# The problem:
Without the images, output each record below as it stands.

Start of Material provided

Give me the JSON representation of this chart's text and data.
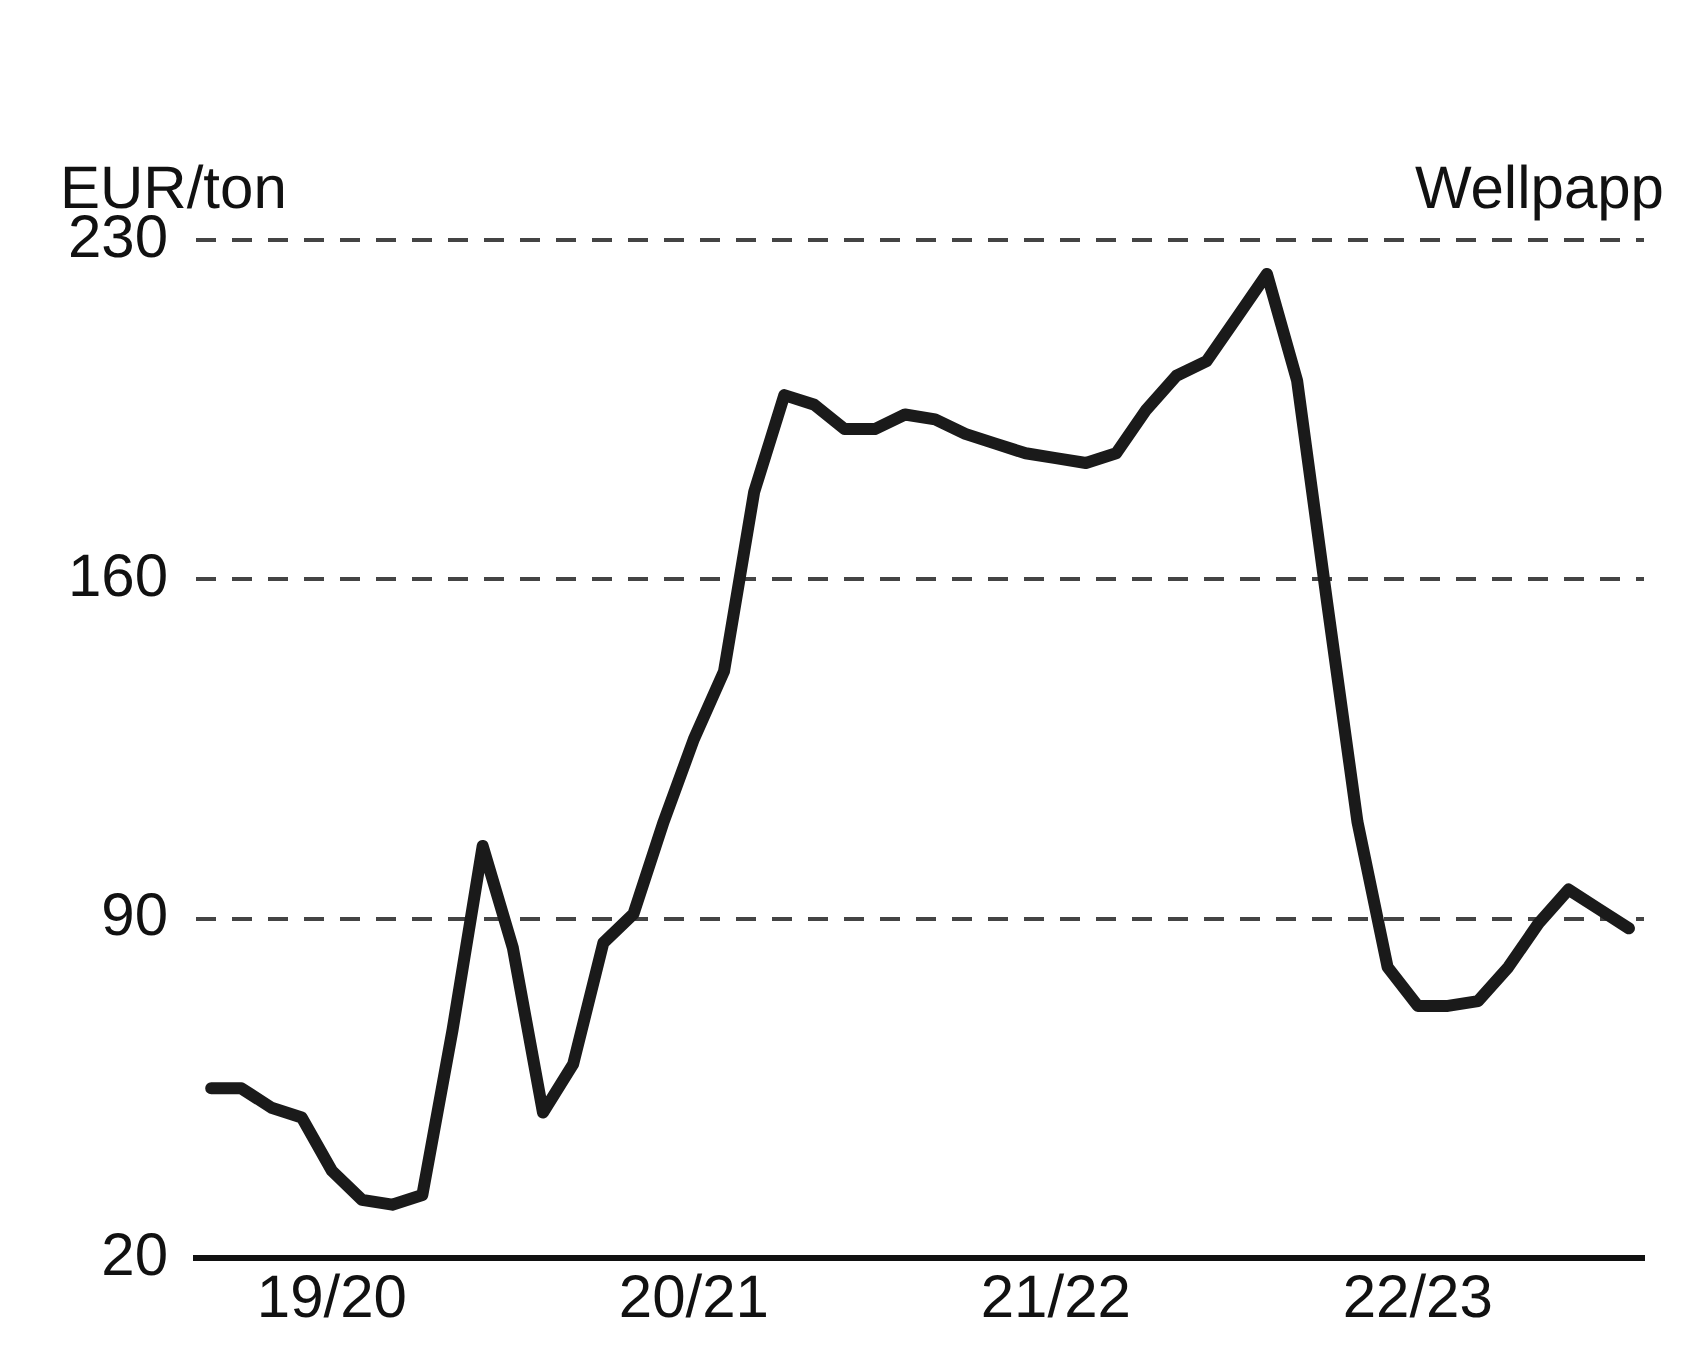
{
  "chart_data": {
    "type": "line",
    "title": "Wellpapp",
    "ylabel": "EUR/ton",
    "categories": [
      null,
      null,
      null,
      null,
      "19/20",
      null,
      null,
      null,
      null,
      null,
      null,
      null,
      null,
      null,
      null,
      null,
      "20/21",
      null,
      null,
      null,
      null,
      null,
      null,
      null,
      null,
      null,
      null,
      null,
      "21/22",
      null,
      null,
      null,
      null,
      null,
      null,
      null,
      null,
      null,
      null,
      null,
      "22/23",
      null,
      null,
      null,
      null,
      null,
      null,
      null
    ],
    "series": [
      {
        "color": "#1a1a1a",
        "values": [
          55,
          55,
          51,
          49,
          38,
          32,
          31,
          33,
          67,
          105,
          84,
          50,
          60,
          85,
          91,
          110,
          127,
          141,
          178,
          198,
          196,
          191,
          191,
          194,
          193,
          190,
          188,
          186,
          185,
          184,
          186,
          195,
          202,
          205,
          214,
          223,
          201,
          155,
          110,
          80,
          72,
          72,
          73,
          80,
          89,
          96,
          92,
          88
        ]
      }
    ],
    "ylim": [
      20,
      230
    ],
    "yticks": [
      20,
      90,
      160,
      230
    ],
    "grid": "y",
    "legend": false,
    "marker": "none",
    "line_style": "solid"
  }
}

End of Material provided

# The output:
Give me the JSON representation of this chart's text and data.
{
  "chart_data": {
    "type": "line",
    "title": "Wellpapp",
    "ylabel": "EUR/ton",
    "categories": [
      null,
      null,
      null,
      null,
      "19/20",
      null,
      null,
      null,
      null,
      null,
      null,
      null,
      null,
      null,
      null,
      null,
      "20/21",
      null,
      null,
      null,
      null,
      null,
      null,
      null,
      null,
      null,
      null,
      null,
      "21/22",
      null,
      null,
      null,
      null,
      null,
      null,
      null,
      null,
      null,
      null,
      null,
      "22/23",
      null,
      null,
      null,
      null,
      null,
      null,
      null
    ],
    "series": [
      {
        "color": "#1a1a1a",
        "values": [
          55,
          55,
          51,
          49,
          38,
          32,
          31,
          33,
          67,
          105,
          84,
          50,
          60,
          85,
          91,
          110,
          127,
          141,
          178,
          198,
          196,
          191,
          191,
          194,
          193,
          190,
          188,
          186,
          185,
          184,
          186,
          195,
          202,
          205,
          214,
          223,
          201,
          155,
          110,
          80,
          72,
          72,
          73,
          80,
          89,
          96,
          92,
          88
        ]
      }
    ],
    "ylim": [
      20,
      230
    ],
    "yticks": [
      20,
      90,
      160,
      230
    ],
    "grid": "y",
    "legend": false,
    "marker": "none",
    "line_style": "solid"
  }
}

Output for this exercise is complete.